Copy out all lines that carry the word "veicolo".

"""

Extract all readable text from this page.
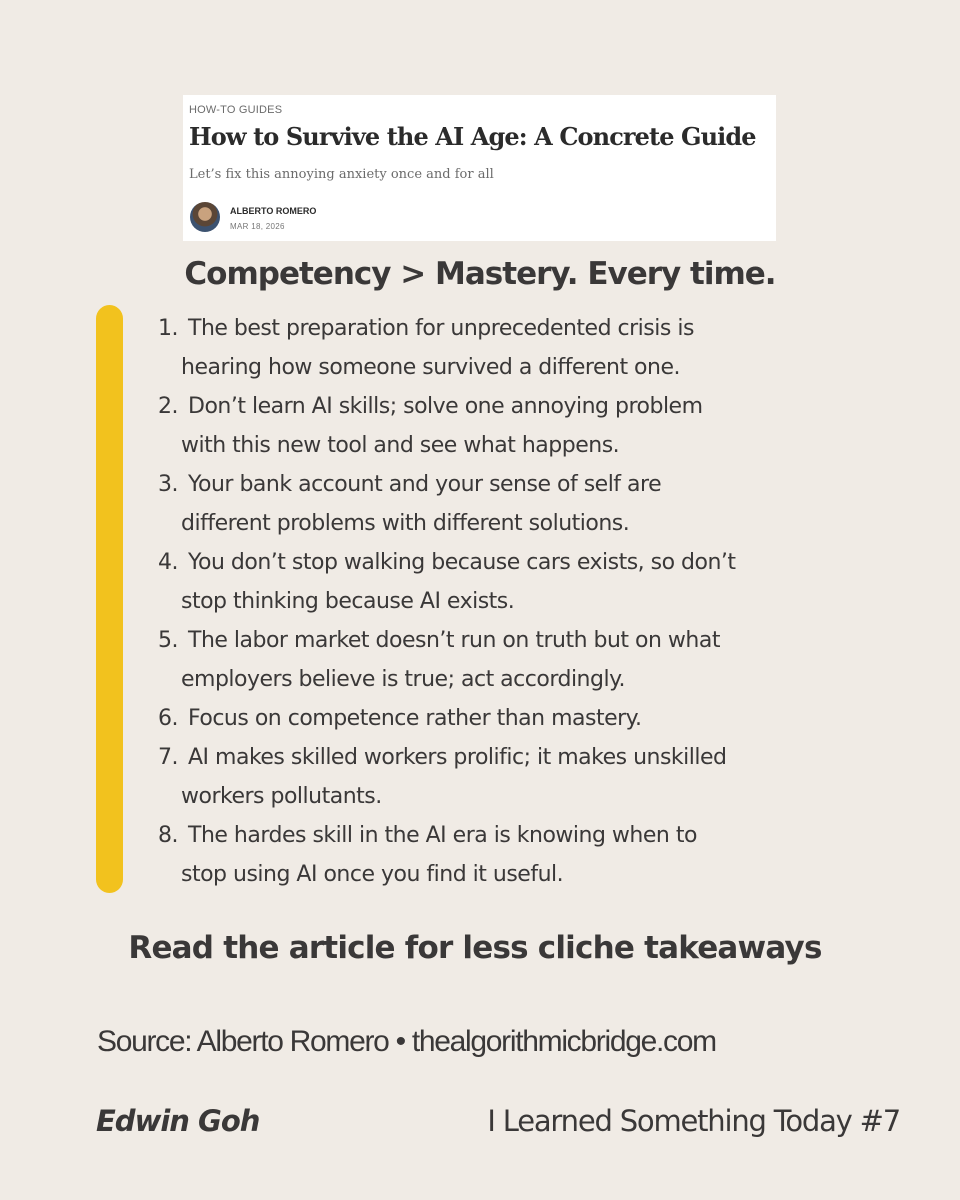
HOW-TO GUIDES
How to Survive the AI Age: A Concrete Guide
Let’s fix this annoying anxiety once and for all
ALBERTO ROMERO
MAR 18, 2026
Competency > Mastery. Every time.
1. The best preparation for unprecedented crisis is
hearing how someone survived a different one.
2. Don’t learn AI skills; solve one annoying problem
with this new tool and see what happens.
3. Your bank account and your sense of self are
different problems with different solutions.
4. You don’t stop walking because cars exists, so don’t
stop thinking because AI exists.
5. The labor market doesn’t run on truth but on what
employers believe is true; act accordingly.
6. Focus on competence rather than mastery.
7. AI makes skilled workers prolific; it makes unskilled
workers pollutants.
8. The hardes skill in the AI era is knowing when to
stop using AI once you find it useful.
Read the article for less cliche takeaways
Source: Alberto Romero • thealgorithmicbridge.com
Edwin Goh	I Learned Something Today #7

"""
"""

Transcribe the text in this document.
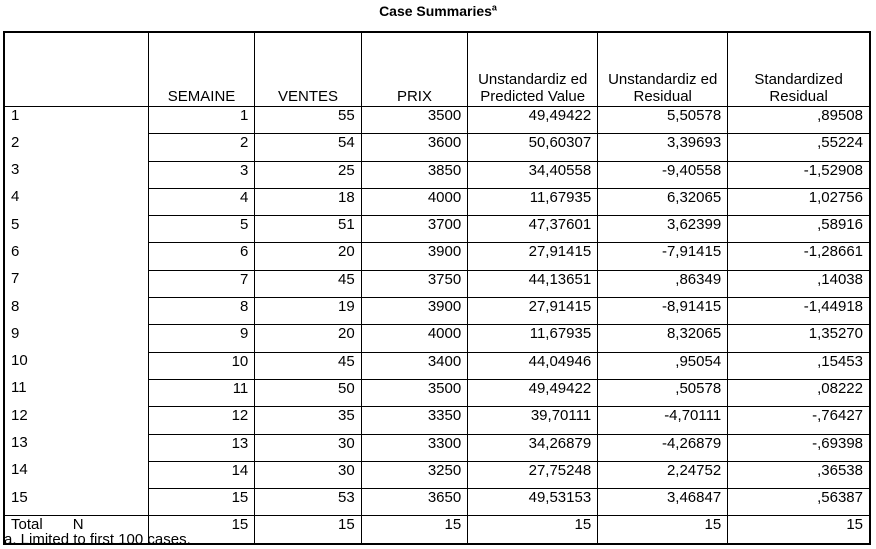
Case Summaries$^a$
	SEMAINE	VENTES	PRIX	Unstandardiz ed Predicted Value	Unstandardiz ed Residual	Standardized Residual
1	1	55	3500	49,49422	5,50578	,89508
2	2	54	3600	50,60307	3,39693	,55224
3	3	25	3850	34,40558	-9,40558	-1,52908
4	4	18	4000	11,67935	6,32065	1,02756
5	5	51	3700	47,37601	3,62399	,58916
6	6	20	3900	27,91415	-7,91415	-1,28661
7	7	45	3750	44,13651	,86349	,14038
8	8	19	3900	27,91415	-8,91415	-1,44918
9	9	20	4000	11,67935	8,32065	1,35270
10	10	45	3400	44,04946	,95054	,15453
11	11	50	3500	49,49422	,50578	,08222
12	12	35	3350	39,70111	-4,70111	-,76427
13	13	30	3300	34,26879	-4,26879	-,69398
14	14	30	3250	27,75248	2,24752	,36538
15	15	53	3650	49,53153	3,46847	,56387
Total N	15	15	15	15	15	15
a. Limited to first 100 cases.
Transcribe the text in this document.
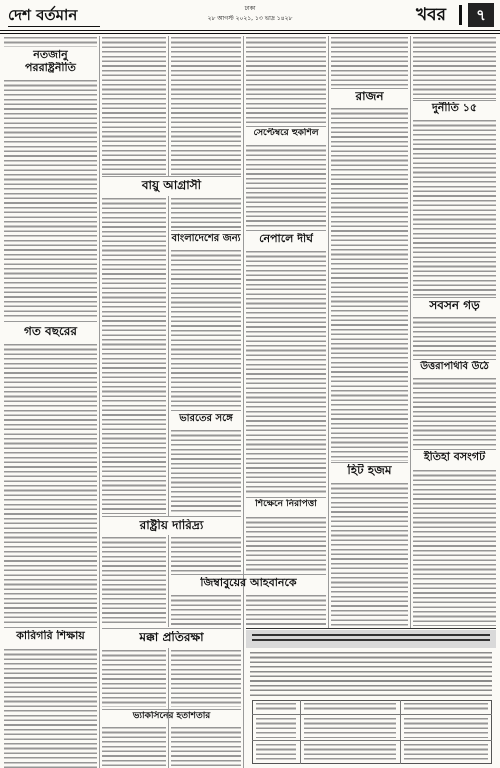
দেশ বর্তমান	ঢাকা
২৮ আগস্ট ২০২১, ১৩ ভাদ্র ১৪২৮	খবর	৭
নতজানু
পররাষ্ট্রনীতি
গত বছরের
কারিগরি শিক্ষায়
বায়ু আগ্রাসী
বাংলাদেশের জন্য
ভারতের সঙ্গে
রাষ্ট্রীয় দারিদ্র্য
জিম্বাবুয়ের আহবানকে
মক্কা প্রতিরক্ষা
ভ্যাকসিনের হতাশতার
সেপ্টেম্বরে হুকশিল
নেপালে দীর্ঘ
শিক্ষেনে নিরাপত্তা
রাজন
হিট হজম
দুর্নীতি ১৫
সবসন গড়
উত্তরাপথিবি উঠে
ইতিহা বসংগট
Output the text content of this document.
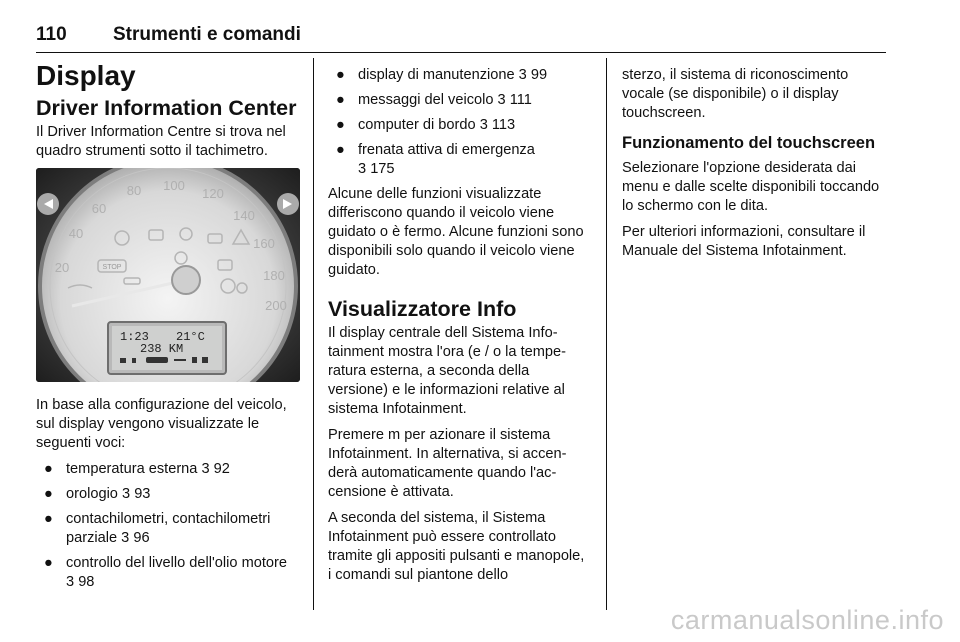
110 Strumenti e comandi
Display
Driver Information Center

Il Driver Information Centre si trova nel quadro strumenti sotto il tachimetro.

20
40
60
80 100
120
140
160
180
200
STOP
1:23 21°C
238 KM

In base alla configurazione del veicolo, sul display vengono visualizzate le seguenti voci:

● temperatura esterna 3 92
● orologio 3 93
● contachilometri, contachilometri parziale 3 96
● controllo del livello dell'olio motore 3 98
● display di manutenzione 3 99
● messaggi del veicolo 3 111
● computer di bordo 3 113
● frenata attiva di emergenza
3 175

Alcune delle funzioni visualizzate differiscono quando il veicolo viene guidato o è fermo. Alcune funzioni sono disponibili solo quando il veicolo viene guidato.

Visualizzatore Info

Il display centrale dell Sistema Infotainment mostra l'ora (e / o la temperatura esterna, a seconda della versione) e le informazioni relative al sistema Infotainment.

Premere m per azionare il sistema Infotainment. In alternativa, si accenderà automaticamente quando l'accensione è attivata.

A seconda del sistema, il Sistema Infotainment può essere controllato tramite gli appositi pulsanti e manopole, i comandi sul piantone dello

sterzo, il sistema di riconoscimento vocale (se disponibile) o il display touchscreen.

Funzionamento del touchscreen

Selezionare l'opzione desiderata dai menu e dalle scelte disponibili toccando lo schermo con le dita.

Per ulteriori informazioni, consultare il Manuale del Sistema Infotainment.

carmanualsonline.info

"""

The response.
In base alla configurazione del veicolo, sul display vengono visualizzate le seguenti voci:
● messaggi del veicolo 3 111
Alcune delle funzioni visualizzate differiscono quando il veicolo viene guidato o è fermo. Alcune funzioni sono disponibili solo quando il veicolo viene guidato.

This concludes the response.